THE EXERCISE: Copy out every line of the data below verbatim, leaving out the pictures.
+++ MATERIAL TO PROCESS +++
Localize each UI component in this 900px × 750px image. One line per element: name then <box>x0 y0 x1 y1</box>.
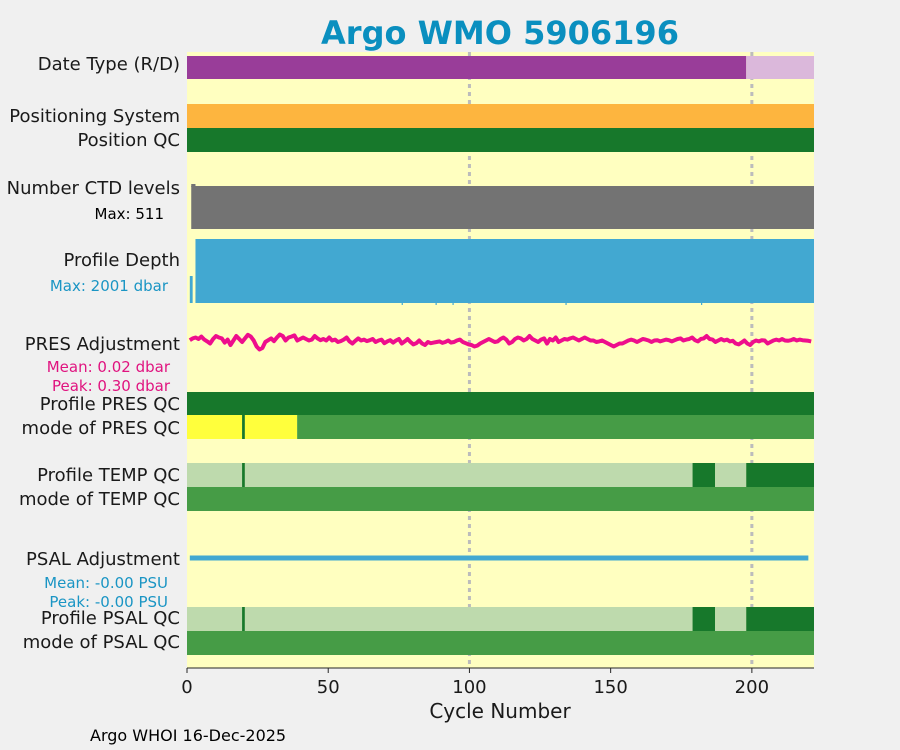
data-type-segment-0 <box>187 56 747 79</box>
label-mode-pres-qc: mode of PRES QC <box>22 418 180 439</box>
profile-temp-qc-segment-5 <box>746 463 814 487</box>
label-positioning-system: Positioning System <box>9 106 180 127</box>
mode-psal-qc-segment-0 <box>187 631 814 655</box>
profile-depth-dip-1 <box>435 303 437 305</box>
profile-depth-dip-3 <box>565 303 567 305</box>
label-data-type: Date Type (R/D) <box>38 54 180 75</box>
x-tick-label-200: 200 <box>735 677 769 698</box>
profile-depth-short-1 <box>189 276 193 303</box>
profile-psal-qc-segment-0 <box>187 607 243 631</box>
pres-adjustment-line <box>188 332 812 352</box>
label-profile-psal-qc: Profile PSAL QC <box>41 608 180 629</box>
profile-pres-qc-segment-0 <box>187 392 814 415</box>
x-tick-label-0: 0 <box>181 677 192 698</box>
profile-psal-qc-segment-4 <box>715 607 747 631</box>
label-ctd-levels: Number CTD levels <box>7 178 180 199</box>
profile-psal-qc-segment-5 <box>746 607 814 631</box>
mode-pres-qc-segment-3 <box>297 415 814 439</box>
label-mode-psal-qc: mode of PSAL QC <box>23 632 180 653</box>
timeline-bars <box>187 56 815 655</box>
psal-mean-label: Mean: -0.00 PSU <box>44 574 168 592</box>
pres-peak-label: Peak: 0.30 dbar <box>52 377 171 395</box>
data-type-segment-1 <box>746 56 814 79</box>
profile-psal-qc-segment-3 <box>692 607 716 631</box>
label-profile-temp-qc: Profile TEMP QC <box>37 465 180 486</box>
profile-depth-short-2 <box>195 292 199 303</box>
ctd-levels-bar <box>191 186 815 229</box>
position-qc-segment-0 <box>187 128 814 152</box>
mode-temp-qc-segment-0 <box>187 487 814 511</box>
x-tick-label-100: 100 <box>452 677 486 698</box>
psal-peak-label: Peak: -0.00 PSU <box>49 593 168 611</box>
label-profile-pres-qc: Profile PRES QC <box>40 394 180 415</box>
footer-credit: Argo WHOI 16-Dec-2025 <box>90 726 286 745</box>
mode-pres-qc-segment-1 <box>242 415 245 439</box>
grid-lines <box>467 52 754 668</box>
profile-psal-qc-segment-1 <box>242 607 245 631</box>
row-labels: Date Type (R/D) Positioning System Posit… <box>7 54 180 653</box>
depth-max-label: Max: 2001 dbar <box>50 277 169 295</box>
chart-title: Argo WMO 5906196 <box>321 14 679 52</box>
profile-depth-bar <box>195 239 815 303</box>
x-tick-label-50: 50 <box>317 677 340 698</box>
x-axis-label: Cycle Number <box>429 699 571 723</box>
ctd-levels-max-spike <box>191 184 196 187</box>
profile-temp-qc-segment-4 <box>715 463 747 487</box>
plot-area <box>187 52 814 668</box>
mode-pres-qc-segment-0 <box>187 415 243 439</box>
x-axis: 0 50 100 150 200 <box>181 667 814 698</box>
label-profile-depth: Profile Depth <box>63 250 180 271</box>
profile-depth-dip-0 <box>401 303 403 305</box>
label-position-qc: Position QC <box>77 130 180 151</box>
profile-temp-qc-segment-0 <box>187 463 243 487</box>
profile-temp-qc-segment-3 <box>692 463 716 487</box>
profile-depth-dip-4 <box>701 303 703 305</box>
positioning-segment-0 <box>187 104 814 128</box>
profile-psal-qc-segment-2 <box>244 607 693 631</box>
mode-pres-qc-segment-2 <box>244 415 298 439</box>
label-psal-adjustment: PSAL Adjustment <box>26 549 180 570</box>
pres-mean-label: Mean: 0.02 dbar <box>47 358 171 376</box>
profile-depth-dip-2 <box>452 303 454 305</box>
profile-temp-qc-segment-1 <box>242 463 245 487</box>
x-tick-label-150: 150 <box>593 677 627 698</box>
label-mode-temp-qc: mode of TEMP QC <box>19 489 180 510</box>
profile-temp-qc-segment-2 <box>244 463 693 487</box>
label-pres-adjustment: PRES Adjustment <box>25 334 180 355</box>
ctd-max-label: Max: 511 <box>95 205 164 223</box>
+++
PROBLEM SOLUTION:
Localize each UI component in this 900px × 750px image. One line per element: name then <box>x0 y0 x1 y1</box>.
data-type-segment-0 <box>187 56 747 79</box>
label-mode-pres-qc: mode of PRES QC <box>22 418 180 439</box>
profile-temp-qc-segment-5 <box>746 463 814 487</box>
label-positioning-system: Positioning System <box>9 106 180 127</box>
mode-psal-qc-segment-0 <box>187 631 814 655</box>
profile-depth-dip-1 <box>435 303 437 305</box>
profile-depth-dip-3 <box>565 303 567 305</box>
label-data-type: Date Type (R/D) <box>38 54 180 75</box>
x-tick-label-200: 200 <box>735 677 769 698</box>
profile-depth-short-1 <box>189 276 193 303</box>
profile-psal-qc-segment-0 <box>187 607 243 631</box>
pres-adjustment-line <box>188 332 812 352</box>
label-profile-psal-qc: Profile PSAL QC <box>41 608 180 629</box>
profile-pres-qc-segment-0 <box>187 392 814 415</box>
x-tick-label-0: 0 <box>181 677 192 698</box>
profile-psal-qc-segment-4 <box>715 607 747 631</box>
label-ctd-levels: Number CTD levels <box>7 178 180 199</box>
profile-psal-qc-segment-5 <box>746 607 814 631</box>
mode-pres-qc-segment-3 <box>297 415 814 439</box>
label-mode-psal-qc: mode of PSAL QC <box>23 632 180 653</box>
timeline-bars <box>187 56 815 655</box>
psal-mean-label: Mean: -0.00 PSU <box>44 574 168 592</box>
pres-peak-label: Peak: 0.30 dbar <box>52 377 171 395</box>
data-type-segment-1 <box>746 56 814 79</box>
profile-psal-qc-segment-3 <box>692 607 716 631</box>
label-profile-temp-qc: Profile TEMP QC <box>37 465 180 486</box>
profile-depth-short-2 <box>195 292 199 303</box>
ctd-levels-bar <box>191 186 815 229</box>
position-qc-segment-0 <box>187 128 814 152</box>
mode-temp-qc-segment-0 <box>187 487 814 511</box>
x-tick-label-100: 100 <box>452 677 486 698</box>
psal-peak-label: Peak: -0.00 PSU <box>49 593 168 611</box>
label-profile-pres-qc: Profile PRES QC <box>40 394 180 415</box>
footer-credit: Argo WHOI 16-Dec-2025 <box>90 726 286 745</box>
mode-pres-qc-segment-1 <box>242 415 245 439</box>
grid-lines <box>467 52 754 668</box>
profile-psal-qc-segment-1 <box>242 607 245 631</box>
row-labels: Date Type (R/D) Positioning System Posit… <box>7 54 180 653</box>
depth-max-label: Max: 2001 dbar <box>50 277 169 295</box>
chart-title: Argo WMO 5906196 <box>321 14 679 52</box>
profile-depth-bar <box>195 239 815 303</box>
x-tick-label-50: 50 <box>317 677 340 698</box>
x-axis-label: Cycle Number <box>429 699 571 723</box>
ctd-levels-max-spike <box>191 184 196 187</box>
profile-temp-qc-segment-4 <box>715 463 747 487</box>
plot-area <box>187 52 814 668</box>
mode-pres-qc-segment-0 <box>187 415 243 439</box>
x-axis: 0 50 100 150 200 <box>181 667 814 698</box>
label-profile-depth: Profile Depth <box>63 250 180 271</box>
profile-depth-dip-0 <box>401 303 403 305</box>
label-position-qc: Position QC <box>77 130 180 151</box>
profile-temp-qc-segment-0 <box>187 463 243 487</box>
profile-temp-qc-segment-3 <box>692 463 716 487</box>
profile-depth-dip-4 <box>701 303 703 305</box>
positioning-segment-0 <box>187 104 814 128</box>
profile-psal-qc-segment-2 <box>244 607 693 631</box>
mode-pres-qc-segment-2 <box>244 415 298 439</box>
label-psal-adjustment: PSAL Adjustment <box>26 549 180 570</box>
pres-mean-label: Mean: 0.02 dbar <box>47 358 171 376</box>
profile-depth-dip-2 <box>452 303 454 305</box>
profile-temp-qc-segment-1 <box>242 463 245 487</box>
x-tick-label-150: 150 <box>593 677 627 698</box>
label-mode-temp-qc: mode of TEMP QC <box>19 489 180 510</box>
profile-temp-qc-segment-2 <box>244 463 693 487</box>
label-pres-adjustment: PRES Adjustment <box>25 334 180 355</box>
ctd-max-label: Max: 511 <box>95 205 164 223</box>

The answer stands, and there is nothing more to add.